(Data records)
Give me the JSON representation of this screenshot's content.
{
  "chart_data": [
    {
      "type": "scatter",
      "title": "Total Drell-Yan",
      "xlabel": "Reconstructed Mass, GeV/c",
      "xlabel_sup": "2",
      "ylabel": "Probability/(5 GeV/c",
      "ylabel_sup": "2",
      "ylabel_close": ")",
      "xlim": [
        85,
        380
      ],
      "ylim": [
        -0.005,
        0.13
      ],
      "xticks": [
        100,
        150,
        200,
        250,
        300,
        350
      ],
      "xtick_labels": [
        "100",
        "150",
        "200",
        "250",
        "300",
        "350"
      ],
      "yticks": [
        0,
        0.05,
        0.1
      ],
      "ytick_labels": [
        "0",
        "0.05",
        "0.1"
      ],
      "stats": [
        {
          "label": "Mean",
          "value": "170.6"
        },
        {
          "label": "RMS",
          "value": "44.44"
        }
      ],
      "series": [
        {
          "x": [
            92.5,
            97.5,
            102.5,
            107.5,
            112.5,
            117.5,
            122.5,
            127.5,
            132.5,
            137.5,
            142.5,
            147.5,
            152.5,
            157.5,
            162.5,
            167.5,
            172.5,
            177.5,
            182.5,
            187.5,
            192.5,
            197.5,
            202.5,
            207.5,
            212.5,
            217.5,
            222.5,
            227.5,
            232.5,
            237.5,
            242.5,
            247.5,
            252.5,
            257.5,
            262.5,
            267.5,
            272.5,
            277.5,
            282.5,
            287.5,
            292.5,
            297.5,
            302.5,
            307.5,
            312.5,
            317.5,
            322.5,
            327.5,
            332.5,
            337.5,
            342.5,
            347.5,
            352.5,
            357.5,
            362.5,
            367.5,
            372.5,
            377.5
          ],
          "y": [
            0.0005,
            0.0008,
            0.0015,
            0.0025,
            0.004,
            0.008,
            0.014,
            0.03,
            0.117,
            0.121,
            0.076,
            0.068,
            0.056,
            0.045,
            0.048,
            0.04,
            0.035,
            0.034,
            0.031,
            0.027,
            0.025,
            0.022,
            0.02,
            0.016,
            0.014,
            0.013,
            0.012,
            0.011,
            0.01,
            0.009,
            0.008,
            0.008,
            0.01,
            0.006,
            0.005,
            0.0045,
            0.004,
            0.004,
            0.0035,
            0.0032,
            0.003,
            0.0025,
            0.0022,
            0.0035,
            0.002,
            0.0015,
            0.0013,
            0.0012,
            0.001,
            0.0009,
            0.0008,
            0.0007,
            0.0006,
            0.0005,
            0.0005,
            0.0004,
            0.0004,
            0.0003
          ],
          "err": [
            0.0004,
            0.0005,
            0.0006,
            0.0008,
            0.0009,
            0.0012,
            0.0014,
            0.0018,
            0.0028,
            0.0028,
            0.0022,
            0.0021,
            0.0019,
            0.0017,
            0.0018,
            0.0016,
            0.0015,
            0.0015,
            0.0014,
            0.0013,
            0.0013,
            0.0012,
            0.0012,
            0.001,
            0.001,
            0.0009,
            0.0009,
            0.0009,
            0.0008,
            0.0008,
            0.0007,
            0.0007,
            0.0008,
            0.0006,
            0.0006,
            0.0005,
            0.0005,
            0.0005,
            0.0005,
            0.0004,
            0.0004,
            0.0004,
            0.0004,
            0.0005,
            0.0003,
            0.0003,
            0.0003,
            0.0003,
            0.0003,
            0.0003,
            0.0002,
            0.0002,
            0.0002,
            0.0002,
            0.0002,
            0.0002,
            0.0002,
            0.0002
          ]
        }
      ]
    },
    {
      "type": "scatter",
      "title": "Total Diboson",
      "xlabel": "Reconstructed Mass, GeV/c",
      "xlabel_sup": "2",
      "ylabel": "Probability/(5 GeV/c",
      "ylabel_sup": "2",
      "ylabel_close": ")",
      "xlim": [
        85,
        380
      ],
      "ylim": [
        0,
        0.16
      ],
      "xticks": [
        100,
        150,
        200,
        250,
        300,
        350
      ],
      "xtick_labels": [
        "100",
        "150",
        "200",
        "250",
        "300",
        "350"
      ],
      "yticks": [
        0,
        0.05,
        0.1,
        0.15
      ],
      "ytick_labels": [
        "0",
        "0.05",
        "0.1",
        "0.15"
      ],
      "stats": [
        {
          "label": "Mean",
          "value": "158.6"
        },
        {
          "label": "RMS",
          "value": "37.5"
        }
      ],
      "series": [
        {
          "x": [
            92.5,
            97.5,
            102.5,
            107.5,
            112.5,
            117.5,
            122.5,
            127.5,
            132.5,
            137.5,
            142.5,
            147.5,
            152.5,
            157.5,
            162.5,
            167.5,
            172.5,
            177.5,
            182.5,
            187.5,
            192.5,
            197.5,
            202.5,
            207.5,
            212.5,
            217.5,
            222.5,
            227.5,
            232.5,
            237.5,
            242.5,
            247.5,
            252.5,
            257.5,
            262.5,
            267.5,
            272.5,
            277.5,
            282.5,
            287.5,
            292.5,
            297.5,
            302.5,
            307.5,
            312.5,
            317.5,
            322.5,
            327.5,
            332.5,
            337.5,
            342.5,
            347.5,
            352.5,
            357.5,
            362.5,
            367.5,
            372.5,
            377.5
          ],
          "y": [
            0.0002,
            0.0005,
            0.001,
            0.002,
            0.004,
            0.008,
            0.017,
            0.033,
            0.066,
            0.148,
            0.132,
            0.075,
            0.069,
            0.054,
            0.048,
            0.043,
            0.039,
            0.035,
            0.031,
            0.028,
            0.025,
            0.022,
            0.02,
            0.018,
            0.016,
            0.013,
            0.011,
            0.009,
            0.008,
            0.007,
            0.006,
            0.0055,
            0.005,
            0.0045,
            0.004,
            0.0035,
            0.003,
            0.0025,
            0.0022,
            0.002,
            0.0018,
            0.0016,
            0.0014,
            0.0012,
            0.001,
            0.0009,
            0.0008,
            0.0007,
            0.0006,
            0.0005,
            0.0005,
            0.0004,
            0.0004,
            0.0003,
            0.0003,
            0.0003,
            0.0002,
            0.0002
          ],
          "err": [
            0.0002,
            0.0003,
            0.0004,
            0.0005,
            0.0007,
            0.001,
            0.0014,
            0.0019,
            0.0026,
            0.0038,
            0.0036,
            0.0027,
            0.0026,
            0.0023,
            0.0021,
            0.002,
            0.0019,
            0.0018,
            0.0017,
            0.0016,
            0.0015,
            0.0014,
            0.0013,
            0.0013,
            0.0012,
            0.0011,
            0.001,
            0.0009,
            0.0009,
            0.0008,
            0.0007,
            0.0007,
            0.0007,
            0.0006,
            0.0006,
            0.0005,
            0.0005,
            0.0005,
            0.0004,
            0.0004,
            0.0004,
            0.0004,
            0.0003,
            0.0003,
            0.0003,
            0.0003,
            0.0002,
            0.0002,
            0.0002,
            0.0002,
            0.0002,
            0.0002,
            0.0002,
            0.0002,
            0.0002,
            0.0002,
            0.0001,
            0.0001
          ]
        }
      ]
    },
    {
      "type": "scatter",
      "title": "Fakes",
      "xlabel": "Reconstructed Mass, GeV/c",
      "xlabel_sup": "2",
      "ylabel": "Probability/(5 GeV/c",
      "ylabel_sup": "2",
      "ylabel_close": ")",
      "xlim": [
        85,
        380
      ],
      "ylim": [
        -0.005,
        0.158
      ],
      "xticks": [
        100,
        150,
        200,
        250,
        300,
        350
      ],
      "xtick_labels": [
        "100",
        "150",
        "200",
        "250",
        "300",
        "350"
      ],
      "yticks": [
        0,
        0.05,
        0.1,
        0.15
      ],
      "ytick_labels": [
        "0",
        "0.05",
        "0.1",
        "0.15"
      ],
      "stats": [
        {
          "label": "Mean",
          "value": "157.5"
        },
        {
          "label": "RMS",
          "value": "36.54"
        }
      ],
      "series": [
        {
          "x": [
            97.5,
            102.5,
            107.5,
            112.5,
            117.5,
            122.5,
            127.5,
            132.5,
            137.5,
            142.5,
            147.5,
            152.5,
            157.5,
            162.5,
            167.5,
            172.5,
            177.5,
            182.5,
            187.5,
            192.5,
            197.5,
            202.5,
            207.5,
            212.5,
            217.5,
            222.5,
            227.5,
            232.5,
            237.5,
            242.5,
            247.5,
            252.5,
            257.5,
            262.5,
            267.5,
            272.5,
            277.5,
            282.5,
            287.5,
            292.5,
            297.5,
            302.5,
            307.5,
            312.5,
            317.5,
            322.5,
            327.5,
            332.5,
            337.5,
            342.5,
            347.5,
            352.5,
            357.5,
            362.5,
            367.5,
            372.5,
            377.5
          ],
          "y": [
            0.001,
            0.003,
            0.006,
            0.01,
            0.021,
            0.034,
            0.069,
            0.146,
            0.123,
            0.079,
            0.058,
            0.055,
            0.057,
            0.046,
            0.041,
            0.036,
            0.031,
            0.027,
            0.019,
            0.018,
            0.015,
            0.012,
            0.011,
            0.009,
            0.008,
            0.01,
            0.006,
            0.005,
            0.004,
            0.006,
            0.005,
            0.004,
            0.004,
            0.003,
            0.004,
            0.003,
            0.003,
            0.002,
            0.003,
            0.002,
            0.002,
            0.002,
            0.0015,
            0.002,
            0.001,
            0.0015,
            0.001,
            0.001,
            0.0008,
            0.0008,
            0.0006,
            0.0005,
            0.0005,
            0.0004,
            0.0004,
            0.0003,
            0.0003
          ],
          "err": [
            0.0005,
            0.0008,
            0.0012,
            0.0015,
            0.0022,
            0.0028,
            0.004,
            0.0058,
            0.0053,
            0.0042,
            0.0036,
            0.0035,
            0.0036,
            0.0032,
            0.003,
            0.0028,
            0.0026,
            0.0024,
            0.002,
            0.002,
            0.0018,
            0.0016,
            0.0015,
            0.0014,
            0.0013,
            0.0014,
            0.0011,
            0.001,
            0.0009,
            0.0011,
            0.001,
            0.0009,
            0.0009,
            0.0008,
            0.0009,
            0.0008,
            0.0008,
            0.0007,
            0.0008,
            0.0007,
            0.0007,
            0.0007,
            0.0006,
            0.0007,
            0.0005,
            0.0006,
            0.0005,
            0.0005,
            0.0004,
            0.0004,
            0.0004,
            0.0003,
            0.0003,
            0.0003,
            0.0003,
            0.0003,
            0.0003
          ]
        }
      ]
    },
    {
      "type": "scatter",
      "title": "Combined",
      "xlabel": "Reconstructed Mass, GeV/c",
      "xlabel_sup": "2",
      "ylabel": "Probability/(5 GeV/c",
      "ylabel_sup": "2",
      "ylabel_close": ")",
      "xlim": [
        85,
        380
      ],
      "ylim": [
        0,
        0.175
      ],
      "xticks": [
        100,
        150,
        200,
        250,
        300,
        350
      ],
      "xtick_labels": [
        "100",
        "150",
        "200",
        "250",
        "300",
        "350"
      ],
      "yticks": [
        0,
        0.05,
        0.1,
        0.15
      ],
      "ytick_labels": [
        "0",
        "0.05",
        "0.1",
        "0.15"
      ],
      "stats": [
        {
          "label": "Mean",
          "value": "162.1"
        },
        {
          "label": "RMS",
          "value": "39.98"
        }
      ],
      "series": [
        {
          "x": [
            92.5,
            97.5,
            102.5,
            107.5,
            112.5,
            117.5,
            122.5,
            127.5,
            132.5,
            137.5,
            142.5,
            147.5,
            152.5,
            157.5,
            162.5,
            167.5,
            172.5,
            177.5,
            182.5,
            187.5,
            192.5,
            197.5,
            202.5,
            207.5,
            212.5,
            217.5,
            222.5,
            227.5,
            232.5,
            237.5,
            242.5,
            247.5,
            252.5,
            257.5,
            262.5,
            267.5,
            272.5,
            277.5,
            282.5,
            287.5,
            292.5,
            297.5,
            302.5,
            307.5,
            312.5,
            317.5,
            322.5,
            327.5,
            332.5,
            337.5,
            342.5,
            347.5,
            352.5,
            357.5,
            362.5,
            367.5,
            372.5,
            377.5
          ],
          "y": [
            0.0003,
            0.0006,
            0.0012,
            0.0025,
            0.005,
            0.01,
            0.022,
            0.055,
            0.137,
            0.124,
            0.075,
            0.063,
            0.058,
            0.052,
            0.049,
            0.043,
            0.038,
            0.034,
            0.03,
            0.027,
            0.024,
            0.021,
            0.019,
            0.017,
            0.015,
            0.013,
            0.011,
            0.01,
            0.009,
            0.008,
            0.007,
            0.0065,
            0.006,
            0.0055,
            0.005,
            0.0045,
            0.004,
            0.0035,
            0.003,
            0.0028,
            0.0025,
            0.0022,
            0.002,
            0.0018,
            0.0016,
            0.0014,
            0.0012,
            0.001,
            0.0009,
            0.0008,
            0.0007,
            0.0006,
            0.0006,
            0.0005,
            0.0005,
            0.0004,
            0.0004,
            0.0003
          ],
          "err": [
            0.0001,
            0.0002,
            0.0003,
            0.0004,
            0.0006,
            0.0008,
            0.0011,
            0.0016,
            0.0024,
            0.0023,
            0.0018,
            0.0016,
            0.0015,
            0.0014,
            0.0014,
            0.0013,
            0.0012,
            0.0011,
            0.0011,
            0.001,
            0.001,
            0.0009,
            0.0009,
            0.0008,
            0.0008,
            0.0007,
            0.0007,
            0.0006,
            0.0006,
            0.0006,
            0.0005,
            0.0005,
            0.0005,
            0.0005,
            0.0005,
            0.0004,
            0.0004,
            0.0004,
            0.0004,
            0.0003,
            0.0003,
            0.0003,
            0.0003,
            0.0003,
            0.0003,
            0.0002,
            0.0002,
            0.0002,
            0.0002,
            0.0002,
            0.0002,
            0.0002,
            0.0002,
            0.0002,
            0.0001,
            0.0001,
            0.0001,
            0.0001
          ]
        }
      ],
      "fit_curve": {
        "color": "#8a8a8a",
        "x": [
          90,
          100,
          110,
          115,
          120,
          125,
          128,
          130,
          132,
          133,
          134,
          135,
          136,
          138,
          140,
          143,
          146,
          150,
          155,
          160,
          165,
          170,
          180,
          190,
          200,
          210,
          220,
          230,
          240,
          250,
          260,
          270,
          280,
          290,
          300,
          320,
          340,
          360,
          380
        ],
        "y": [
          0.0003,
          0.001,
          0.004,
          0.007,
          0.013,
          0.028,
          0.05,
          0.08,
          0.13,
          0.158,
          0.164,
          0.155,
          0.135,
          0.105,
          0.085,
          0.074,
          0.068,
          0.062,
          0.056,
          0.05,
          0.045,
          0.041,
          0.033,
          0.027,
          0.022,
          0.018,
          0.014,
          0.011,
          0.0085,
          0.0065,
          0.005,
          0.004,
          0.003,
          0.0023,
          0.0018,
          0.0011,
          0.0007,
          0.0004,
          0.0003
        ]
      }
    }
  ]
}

▶ **WHAT THE TASK ASKS**: Pick out all lines containing the string "value".

▶ **EXPECTED ANSWER**:
          "value": "170.6"
          "value": "44.44"
          "value": "158.6"
          "value": "37.5"
          "value": "157.5"
          "value": "36.54"
          "value": "162.1"
          "value": "39.98"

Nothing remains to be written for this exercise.